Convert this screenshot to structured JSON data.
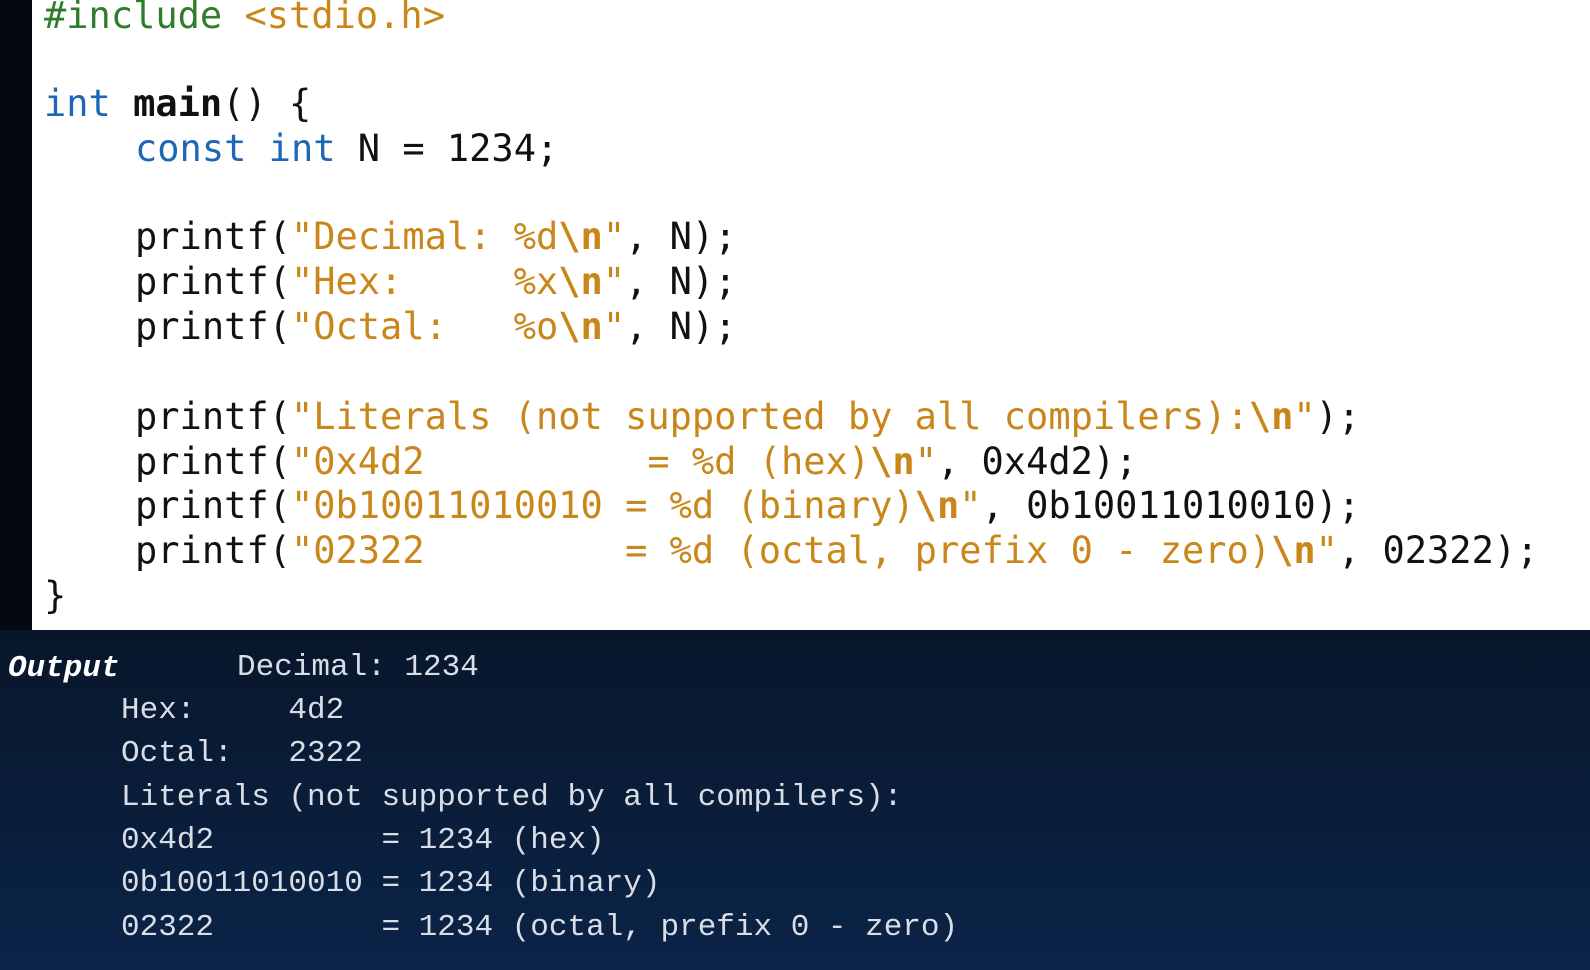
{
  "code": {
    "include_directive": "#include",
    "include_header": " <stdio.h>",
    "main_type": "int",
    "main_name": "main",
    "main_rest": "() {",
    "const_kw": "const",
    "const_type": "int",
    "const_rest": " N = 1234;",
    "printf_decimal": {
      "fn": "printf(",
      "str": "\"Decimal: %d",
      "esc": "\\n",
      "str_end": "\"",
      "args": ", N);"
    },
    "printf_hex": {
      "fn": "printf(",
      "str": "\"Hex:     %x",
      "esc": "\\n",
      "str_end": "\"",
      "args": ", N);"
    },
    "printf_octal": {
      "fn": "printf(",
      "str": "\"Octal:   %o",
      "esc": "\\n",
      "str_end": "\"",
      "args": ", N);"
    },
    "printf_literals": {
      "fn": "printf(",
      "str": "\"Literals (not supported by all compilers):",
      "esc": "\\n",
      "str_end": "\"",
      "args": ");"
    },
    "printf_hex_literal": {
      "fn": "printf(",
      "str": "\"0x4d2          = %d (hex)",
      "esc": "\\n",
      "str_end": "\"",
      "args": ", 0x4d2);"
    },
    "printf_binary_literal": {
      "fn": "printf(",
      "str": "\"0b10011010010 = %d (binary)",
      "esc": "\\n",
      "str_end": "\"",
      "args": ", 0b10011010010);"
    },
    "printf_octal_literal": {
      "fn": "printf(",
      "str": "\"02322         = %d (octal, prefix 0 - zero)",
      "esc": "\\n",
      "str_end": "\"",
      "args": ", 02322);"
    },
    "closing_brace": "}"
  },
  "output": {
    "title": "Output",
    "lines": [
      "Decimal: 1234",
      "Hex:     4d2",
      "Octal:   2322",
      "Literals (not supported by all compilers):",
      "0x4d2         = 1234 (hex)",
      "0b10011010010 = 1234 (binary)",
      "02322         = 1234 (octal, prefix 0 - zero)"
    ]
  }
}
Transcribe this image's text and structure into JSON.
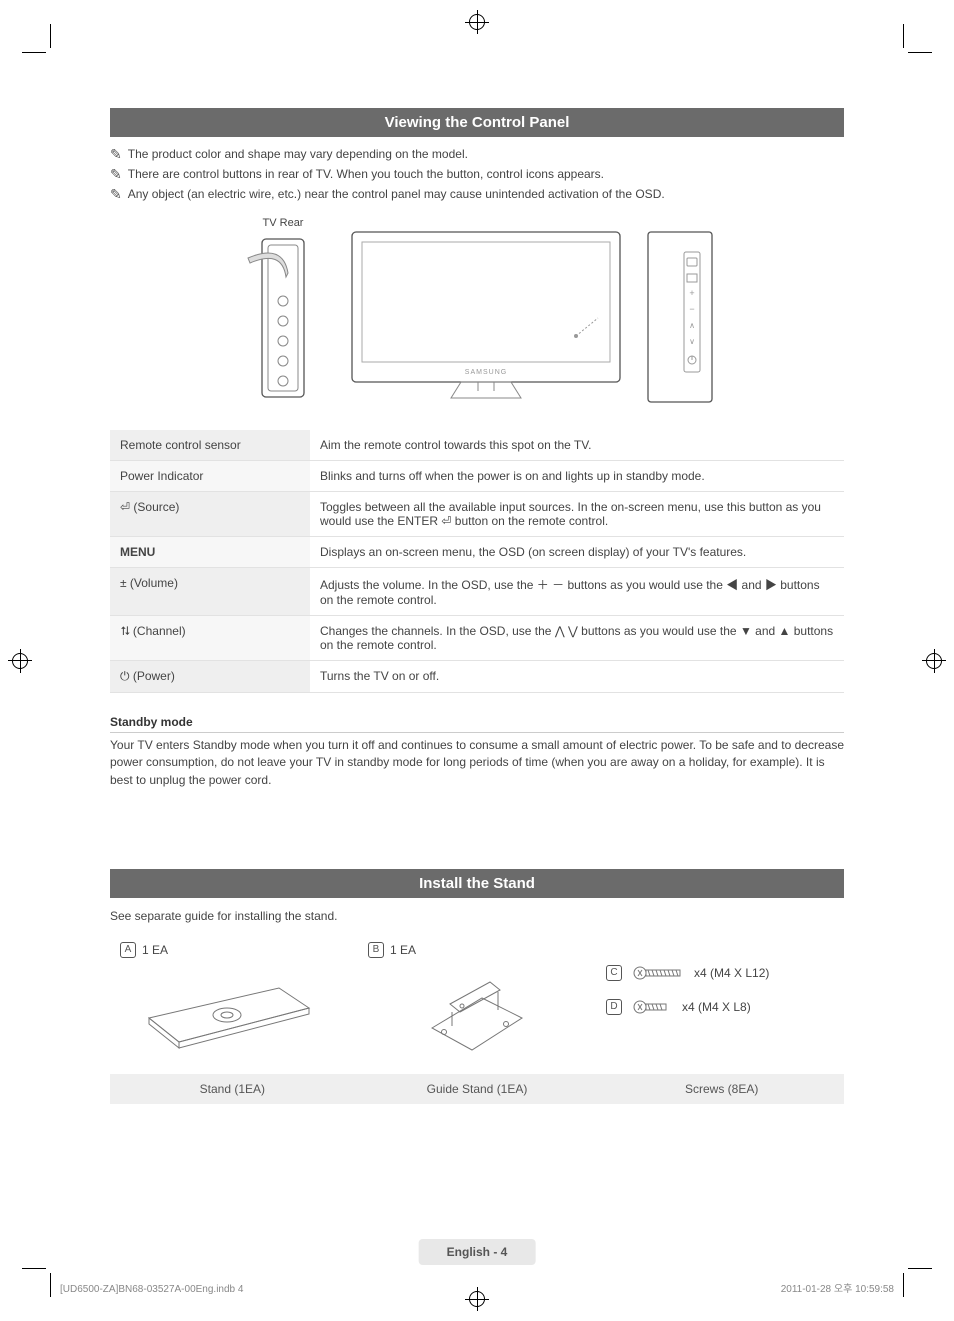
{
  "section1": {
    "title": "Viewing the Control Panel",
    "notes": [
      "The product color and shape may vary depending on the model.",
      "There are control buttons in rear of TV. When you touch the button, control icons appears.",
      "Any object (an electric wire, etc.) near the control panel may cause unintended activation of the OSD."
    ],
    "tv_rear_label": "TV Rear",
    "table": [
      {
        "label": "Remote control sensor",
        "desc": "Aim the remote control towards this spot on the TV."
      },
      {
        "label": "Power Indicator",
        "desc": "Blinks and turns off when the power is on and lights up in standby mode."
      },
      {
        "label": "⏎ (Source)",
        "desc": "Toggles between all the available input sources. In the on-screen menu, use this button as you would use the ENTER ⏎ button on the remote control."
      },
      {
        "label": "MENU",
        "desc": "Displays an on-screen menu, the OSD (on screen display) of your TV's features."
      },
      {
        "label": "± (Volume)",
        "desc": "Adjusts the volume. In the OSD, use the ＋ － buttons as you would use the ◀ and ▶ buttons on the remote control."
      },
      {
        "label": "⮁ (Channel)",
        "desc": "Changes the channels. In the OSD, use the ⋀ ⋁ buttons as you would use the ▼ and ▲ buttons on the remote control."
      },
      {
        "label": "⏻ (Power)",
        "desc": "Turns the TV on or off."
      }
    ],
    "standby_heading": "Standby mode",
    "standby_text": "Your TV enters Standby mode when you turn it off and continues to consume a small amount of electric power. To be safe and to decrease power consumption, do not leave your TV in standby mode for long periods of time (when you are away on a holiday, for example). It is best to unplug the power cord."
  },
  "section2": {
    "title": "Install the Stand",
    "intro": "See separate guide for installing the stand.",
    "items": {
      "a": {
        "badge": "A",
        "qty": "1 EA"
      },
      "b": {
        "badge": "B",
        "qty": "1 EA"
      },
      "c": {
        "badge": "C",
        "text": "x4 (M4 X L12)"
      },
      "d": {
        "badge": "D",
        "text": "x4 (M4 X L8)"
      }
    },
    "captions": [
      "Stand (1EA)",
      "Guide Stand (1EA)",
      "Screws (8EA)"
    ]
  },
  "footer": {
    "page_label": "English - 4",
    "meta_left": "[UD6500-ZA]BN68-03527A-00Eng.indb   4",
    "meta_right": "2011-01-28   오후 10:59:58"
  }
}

__To be done__
Leave out the pictures, and give all the records again exactly.

__Answer for this exercise__
Convert this screenshot to structured JSON data.
{
  "code": {
    "include_directive": "#include",
    "include_header": " <stdio.h>",
    "main_type": "int",
    "main_name": "main",
    "main_rest": "() {",
    "const_kw": "const",
    "const_type": "int",
    "const_rest": " N = 1234;",
    "printf_decimal": {
      "fn": "printf(",
      "str": "\"Decimal: %d",
      "esc": "\\n",
      "str_end": "\"",
      "args": ", N);"
    },
    "printf_hex": {
      "fn": "printf(",
      "str": "\"Hex:     %x",
      "esc": "\\n",
      "str_end": "\"",
      "args": ", N);"
    },
    "printf_octal": {
      "fn": "printf(",
      "str": "\"Octal:   %o",
      "esc": "\\n",
      "str_end": "\"",
      "args": ", N);"
    },
    "printf_literals": {
      "fn": "printf(",
      "str": "\"Literals (not supported by all compilers):",
      "esc": "\\n",
      "str_end": "\"",
      "args": ");"
    },
    "printf_hex_literal": {
      "fn": "printf(",
      "str": "\"0x4d2          = %d (hex)",
      "esc": "\\n",
      "str_end": "\"",
      "args": ", 0x4d2);"
    },
    "printf_binary_literal": {
      "fn": "printf(",
      "str": "\"0b10011010010 = %d (binary)",
      "esc": "\\n",
      "str_end": "\"",
      "args": ", 0b10011010010);"
    },
    "printf_octal_literal": {
      "fn": "printf(",
      "str": "\"02322         = %d (octal, prefix 0 - zero)",
      "esc": "\\n",
      "str_end": "\"",
      "args": ", 02322);"
    },
    "closing_brace": "}"
  },
  "output": {
    "title": "Output",
    "lines": [
      "Decimal: 1234",
      "Hex:     4d2",
      "Octal:   2322",
      "Literals (not supported by all compilers):",
      "0x4d2         = 1234 (hex)",
      "0b10011010010 = 1234 (binary)",
      "02322         = 1234 (octal, prefix 0 - zero)"
    ]
  }
}
Transcribe this image's text and structure into JSON.
{
  "section1": {
    "title": "Viewing the Control Panel",
    "notes": [
      "The product color and shape may vary depending on the model.",
      "There are control buttons in rear of TV. When you touch the button, control icons appears.",
      "Any object (an electric wire, etc.) near the control panel may cause unintended activation of the OSD."
    ],
    "tv_rear_label": "TV Rear",
    "table": [
      {
        "label": "Remote control sensor",
        "desc": "Aim the remote control towards this spot on the TV."
      },
      {
        "label": "Power Indicator",
        "desc": "Blinks and turns off when the power is on and lights up in standby mode."
      },
      {
        "label": "⏎ (Source)",
        "desc": "Toggles between all the available input sources. In the on-screen menu, use this button as you would use the ENTER ⏎ button on the remote control."
      },
      {
        "label": "MENU",
        "desc": "Displays an on-screen menu, the OSD (on screen display) of your TV's features."
      },
      {
        "label": "± (Volume)",
        "desc": "Adjusts the volume. In the OSD, use the ＋ － buttons as you would use the ◀ and ▶ buttons on the remote control."
      },
      {
        "label": "⮁ (Channel)",
        "desc": "Changes the channels. In the OSD, use the ⋀ ⋁ buttons as you would use the ▼ and ▲ buttons on the remote control."
      },
      {
        "label": "⏻ (Power)",
        "desc": "Turns the TV on or off."
      }
    ],
    "standby_heading": "Standby mode",
    "standby_text": "Your TV enters Standby mode when you turn it off and continues to consume a small amount of electric power. To be safe and to decrease power consumption, do not leave your TV in standby mode for long periods of time (when you are away on a holiday, for example). It is best to unplug the power cord."
  },
  "section2": {
    "title": "Install the Stand",
    "intro": "See separate guide for installing the stand.",
    "items": {
      "a": {
        "badge": "A",
        "qty": "1 EA"
      },
      "b": {
        "badge": "B",
        "qty": "1 EA"
      },
      "c": {
        "badge": "C",
        "text": "x4 (M4 X L12)"
      },
      "d": {
        "badge": "D",
        "text": "x4 (M4 X L8)"
      }
    },
    "captions": [
      "Stand (1EA)",
      "Guide Stand (1EA)",
      "Screws (8EA)"
    ]
  },
  "footer": {
    "page_label": "English - 4",
    "meta_left": "[UD6500-ZA]BN68-03527A-00Eng.indb   4",
    "meta_right": "2011-01-28   오후 10:59:58"
  }
}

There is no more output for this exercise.